The task
Every line below that includes "absolute" counts toward the total. Report that total alone.

— Start of Supplied records —

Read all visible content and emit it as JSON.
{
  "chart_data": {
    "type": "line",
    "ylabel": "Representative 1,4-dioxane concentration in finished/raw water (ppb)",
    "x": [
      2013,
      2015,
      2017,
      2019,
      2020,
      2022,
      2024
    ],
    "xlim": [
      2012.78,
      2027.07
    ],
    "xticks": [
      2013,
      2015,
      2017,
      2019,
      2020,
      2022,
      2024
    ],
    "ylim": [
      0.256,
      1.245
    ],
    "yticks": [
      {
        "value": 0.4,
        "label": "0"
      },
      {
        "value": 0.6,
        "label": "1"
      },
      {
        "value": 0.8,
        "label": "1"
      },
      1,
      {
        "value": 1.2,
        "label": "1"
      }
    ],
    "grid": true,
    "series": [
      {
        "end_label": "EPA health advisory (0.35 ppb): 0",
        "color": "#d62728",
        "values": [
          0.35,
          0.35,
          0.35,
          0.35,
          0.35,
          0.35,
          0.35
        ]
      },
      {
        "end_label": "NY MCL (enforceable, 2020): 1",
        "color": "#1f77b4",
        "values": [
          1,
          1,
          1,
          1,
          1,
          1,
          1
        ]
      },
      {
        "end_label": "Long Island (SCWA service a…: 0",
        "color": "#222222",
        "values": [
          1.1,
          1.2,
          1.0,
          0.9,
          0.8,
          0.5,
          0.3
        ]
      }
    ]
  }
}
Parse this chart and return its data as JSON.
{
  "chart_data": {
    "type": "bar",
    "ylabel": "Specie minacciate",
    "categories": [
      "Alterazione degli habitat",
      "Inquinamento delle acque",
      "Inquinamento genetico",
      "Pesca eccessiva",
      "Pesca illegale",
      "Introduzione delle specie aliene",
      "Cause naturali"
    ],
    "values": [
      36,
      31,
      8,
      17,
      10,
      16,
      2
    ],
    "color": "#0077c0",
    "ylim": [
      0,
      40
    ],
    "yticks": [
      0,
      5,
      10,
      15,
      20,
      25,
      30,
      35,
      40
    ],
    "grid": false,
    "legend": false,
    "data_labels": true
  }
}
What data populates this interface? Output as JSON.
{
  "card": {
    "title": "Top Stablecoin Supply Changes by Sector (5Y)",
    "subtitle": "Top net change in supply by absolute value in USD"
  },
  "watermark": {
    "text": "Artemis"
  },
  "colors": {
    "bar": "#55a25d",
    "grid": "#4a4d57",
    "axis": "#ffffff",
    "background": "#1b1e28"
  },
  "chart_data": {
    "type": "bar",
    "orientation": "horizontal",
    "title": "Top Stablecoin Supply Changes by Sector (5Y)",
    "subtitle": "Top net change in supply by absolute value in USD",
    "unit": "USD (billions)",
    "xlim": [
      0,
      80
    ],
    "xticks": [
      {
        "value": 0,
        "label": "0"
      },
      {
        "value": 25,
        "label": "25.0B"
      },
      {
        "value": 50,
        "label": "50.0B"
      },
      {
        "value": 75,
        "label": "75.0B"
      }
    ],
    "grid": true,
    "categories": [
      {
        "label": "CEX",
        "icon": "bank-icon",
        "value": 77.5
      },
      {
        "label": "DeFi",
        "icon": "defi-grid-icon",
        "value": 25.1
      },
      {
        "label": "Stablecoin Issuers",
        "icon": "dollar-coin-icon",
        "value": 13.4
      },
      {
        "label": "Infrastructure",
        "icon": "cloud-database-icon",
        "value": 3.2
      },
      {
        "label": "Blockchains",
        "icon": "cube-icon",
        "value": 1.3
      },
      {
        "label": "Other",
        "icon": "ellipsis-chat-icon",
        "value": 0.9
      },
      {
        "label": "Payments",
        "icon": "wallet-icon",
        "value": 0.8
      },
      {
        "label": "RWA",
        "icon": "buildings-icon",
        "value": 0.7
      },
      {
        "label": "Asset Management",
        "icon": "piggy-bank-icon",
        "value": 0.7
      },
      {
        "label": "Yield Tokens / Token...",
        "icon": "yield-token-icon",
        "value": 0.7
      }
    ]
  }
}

— End of Supplied records —

Solution for this task
2